Set exercise: Your task is to repeat, word for word, the line containing "Extract the structured" and all lines that follow it to the end of the material, and no other lines.

Data items:

^^^^^^^^

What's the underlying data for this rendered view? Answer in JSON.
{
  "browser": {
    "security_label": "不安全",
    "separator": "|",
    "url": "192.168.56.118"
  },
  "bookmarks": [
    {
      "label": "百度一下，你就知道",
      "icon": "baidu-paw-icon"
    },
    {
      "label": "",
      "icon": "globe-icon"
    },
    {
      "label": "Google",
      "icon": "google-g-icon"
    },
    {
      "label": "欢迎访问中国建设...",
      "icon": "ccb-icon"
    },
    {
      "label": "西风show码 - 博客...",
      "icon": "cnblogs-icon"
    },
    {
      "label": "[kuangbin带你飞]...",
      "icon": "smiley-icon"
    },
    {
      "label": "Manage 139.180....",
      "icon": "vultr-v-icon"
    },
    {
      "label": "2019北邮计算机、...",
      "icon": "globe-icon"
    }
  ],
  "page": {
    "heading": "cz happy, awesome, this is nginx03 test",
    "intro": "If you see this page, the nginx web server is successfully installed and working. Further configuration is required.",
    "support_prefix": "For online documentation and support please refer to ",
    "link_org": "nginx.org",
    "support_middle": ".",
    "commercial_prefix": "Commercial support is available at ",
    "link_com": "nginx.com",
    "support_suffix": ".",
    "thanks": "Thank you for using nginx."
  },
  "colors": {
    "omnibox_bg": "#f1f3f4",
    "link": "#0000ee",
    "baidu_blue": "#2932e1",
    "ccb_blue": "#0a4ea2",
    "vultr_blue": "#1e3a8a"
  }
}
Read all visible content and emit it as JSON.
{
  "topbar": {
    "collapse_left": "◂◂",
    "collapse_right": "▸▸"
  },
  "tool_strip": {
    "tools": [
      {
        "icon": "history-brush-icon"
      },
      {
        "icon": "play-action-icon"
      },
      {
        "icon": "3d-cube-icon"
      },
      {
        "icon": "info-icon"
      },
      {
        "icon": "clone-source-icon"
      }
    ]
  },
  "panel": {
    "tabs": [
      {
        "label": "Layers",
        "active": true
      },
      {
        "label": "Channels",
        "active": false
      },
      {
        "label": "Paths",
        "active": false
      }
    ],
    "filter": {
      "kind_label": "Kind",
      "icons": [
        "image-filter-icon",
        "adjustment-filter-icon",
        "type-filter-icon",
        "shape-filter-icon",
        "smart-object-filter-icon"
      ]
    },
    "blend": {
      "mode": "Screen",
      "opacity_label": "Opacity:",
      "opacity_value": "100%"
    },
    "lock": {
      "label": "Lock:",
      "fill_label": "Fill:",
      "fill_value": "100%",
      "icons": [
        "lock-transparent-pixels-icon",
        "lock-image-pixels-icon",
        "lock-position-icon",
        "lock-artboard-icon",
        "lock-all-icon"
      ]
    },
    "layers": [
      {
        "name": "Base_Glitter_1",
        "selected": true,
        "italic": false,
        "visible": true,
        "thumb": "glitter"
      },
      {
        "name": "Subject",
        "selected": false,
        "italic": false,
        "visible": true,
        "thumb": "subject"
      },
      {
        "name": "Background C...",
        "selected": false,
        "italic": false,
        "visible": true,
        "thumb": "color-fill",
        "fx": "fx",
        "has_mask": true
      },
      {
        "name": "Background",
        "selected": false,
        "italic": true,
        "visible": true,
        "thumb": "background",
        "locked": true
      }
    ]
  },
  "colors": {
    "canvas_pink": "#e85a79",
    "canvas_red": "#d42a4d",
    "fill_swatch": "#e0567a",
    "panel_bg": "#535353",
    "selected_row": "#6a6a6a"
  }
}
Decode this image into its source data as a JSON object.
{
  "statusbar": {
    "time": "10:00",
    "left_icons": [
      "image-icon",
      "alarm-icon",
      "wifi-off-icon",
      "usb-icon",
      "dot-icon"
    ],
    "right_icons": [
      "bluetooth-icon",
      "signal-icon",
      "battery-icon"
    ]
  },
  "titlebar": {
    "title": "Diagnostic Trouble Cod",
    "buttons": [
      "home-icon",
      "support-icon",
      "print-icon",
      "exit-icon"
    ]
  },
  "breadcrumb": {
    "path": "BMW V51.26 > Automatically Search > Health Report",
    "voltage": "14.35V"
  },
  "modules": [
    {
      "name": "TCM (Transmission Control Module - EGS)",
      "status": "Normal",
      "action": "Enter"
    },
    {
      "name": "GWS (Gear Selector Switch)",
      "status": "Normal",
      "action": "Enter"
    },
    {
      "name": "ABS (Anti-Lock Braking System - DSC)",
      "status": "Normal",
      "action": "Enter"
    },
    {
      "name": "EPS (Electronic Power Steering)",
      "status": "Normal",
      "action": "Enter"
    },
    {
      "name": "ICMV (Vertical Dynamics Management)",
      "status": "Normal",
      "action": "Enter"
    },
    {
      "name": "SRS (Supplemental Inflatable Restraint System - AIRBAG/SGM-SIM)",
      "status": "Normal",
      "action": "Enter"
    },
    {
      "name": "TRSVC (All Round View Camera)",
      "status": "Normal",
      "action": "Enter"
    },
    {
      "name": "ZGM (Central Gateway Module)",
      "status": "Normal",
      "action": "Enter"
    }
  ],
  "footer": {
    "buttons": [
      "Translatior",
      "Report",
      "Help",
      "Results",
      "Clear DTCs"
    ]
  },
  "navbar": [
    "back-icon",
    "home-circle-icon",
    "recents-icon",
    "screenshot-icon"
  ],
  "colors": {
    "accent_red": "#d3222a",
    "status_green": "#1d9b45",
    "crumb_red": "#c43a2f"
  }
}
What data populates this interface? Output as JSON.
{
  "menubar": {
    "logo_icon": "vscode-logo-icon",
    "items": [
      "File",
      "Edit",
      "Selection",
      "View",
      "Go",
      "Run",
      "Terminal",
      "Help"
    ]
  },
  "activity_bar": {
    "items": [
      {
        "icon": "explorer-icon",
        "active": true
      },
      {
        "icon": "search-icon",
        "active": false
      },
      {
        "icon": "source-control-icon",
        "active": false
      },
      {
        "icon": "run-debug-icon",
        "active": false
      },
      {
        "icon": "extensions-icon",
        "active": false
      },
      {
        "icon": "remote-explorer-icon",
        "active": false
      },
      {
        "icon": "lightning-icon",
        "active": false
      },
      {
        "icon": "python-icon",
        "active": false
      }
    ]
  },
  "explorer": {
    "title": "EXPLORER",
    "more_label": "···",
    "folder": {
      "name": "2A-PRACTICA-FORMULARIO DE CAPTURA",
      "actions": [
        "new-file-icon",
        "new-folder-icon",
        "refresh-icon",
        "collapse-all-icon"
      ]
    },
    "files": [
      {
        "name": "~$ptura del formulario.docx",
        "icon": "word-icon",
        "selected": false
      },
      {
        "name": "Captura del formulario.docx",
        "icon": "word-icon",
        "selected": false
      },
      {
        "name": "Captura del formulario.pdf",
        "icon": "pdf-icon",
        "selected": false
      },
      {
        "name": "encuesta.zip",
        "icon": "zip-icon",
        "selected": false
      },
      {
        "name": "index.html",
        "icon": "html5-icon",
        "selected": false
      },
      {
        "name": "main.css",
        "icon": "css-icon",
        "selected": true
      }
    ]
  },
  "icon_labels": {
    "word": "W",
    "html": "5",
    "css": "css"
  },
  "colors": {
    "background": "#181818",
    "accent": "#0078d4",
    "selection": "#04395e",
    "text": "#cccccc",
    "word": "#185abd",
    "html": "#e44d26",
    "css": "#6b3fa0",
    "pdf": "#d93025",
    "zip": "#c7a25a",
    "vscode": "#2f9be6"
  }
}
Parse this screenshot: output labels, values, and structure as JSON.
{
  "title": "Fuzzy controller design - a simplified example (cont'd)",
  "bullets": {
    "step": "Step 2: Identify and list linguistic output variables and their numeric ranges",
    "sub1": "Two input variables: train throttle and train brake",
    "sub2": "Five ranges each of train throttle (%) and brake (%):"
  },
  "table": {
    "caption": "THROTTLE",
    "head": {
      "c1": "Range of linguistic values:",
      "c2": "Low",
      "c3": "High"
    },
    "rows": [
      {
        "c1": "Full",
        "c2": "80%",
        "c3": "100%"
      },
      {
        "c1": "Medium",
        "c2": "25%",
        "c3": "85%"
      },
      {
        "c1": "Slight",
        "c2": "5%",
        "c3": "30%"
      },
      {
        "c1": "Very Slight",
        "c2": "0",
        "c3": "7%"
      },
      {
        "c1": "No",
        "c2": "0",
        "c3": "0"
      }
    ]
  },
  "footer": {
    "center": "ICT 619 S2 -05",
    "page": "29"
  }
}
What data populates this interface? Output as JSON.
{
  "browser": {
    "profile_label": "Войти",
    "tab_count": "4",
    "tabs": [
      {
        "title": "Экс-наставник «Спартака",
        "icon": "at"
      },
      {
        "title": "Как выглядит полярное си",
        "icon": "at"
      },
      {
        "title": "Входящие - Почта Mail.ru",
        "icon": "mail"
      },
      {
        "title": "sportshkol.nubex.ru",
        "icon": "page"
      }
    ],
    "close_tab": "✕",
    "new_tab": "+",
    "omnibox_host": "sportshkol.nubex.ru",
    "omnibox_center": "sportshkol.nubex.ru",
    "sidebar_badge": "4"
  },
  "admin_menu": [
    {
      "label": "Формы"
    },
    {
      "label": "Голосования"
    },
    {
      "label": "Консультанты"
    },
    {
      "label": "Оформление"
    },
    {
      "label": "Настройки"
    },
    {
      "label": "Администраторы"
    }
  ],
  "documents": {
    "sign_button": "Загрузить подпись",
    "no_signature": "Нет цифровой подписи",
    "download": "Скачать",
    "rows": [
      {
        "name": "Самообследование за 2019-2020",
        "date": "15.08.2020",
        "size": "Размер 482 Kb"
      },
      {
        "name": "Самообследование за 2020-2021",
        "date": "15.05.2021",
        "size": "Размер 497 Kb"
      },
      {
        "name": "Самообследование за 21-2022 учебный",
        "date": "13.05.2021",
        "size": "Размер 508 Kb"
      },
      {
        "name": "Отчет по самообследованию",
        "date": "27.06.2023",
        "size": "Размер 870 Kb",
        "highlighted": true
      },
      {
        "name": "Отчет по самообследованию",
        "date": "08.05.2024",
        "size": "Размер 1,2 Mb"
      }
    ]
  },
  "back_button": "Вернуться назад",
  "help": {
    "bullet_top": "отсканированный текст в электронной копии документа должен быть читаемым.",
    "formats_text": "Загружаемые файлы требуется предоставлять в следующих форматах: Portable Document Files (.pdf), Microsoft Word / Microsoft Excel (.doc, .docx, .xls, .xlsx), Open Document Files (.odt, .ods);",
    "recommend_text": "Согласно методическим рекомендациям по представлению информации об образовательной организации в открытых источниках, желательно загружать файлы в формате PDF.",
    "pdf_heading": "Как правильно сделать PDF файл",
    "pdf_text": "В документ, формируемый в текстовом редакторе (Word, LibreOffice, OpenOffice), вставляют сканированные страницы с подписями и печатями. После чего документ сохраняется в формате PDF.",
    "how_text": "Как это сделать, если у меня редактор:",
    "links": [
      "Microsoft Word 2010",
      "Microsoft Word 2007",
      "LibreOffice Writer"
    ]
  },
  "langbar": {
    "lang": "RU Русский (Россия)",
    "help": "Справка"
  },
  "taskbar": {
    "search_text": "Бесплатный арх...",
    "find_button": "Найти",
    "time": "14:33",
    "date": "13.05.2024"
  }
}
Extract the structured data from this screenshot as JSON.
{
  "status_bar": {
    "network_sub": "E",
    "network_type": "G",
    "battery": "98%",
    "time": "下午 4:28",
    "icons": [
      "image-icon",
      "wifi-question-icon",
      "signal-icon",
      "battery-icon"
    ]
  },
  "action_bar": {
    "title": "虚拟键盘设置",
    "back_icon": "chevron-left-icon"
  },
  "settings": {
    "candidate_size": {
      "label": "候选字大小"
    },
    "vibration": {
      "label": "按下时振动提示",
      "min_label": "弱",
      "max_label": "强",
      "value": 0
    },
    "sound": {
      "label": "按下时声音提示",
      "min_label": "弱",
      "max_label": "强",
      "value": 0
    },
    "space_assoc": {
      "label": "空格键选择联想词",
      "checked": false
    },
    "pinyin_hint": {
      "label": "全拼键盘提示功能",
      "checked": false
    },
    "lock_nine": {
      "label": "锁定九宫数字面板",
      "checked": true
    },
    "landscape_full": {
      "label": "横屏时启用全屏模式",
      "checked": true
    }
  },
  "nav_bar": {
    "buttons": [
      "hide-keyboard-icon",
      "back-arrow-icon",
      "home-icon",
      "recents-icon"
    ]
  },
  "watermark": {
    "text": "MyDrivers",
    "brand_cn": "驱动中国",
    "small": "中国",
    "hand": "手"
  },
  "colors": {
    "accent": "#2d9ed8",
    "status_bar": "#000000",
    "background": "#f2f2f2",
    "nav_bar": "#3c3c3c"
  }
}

^^^^^^^^

Finished exercise:
Extract the structured data from this screenshot as JSON.
{
  "status_bar": {
    "network_sub": "E",
    "network_type": "G",
    "battery": "98%",
    "time": "下午 4:28",
    "icons": [
      "image-icon",
      "wifi-question-icon",
      "signal-icon",
      "battery-icon"
    ]
  },
  "action_bar": {
    "title": "虚拟键盘设置",
    "back_icon": "chevron-left-icon"
  },
  "settings": {
    "candidate_size": {
      "label": "候选字大小"
    },
    "vibration": {
      "label": "按下时振动提示",
      "min_label": "弱",
      "max_label": "强",
      "value": 0
    },
    "sound": {
      "label": "按下时声音提示",
      "min_label": "弱",
      "max_label": "强",
      "value": 0
    },
    "space_assoc": {
      "label": "空格键选择联想词",
      "checked": false
    },
    "pinyin_hint": {
      "label": "全拼键盘提示功能",
      "checked": false
    },
    "lock_nine": {
      "label": "锁定九宫数字面板",
      "checked": true
    },
    "landscape_full": {
      "label": "横屏时启用全屏模式",
      "checked": true
    }
  },
  "nav_bar": {
    "buttons": [
      "hide-keyboard-icon",
      "back-arrow-icon",
      "home-icon",
      "recents-icon"
    ]
  },
  "watermark": {
    "text": "MyDrivers",
    "brand_cn": "驱动中国",
    "small": "中国",
    "hand": "手"
  },
  "colors": {
    "accent": "#2d9ed8",
    "status_bar": "#000000",
    "background": "#f2f2f2",
    "nav_bar": "#3c3c3c"
  }
}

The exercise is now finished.